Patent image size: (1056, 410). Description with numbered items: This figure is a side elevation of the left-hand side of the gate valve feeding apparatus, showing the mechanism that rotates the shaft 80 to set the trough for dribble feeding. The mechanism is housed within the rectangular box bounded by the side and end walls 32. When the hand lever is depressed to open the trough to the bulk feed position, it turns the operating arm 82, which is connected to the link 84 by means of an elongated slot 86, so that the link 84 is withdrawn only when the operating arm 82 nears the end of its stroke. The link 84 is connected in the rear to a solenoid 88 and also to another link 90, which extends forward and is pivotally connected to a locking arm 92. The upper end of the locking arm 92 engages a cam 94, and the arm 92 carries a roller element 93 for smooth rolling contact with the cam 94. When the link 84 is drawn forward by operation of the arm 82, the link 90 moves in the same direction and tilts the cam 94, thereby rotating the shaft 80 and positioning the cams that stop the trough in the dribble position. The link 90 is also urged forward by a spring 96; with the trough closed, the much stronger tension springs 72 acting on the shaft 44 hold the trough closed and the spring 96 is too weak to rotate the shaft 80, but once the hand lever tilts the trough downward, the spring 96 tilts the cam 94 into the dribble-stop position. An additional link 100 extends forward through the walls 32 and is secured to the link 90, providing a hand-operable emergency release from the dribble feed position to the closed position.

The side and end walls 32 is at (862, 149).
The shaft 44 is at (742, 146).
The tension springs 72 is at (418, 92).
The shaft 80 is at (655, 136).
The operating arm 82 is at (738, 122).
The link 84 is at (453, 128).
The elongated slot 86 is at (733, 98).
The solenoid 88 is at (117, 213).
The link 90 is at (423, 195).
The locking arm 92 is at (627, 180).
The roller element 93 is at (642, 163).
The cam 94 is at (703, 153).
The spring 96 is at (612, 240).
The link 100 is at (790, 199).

--------------------------------------------------

Présentez toutes les lignes des données ci-dessus sous forme de tableau Markdown à deux colonnes, « Numéro » et « Ligne de données », en attribuant un numéro à chaque ligne et en laissant de côté les lignes vides.

[Solution]
| Numéro | Ligne de données |
|---|---|
| 1 | Patent image size: (1056, 410). Description with numbered items: This figure is a side elevation of the left-hand side of the gate valve feeding apparatus, showing the mechanism that rotates the shaft 80 to set the trough for dribble feeding. The mechanism is housed within the rectangular box bounded by the side and end walls 32. When the hand lever is depressed to open the trough to the bulk feed position, it turns the operating arm 82, which is connected to the link 84 by means of an elongated slot 86, so that the link 84 is withdrawn only when the operating arm 82 nears the end of its stroke. The link 84 is connected in the rear to a solenoid 88 and also to another link 90, which extends forward and is pivotally connected to a locking arm 92. The upper end of the locking arm 92 engages a cam 94, and the arm 92 carries a roller element 93 for smooth rolling contact with the cam 94. When the link 84 is drawn forward by operation of the arm 82, the link 90 moves in the same direction and tilts the cam 94, thereby rotating the shaft 80 and positioning the cams that stop the trough in the dribble position. The link 90 is also urged forward by a spring 96; with the trough closed, the much stronger tension springs 72 acting on the shaft 44 hold the trough closed and the spring 96 is too weak to rotate the shaft 80, but once the hand lever tilts the trough downward, the spring 96 tilts the cam 94 into the dribble-stop position. An additional link 100 extends forward through the walls 32 and is secured to the link 90, providing a hand-operable emergency release from the dribble feed position to the closed position. |
| 2 | The side and end walls 32 is at (862, 149). |
| 3 | The shaft 44 is at (742, 146). |
| 4 | The tension springs 72 is at (418, 92). |
| 5 | The shaft 80 is at (655, 136). |
| 6 | The operating arm 82 is at (738, 122). |
| 7 | The link 84 is at (453, 128). |
| 8 | The elongated slot 86 is at (733, 98). |
| 9 | The solenoid 88 is at (117, 213). |
| 10 | The link 90 is at (423, 195). |
| 11 | The locking arm 92 is at (627, 180). |
| 12 | The roller element 93 is at (642, 163). |
| 13 | The cam 94 is at (703, 153). |
| 14 | The spring 96 is at (612, 240). |
| 15 | The link 100 is at (790, 199). |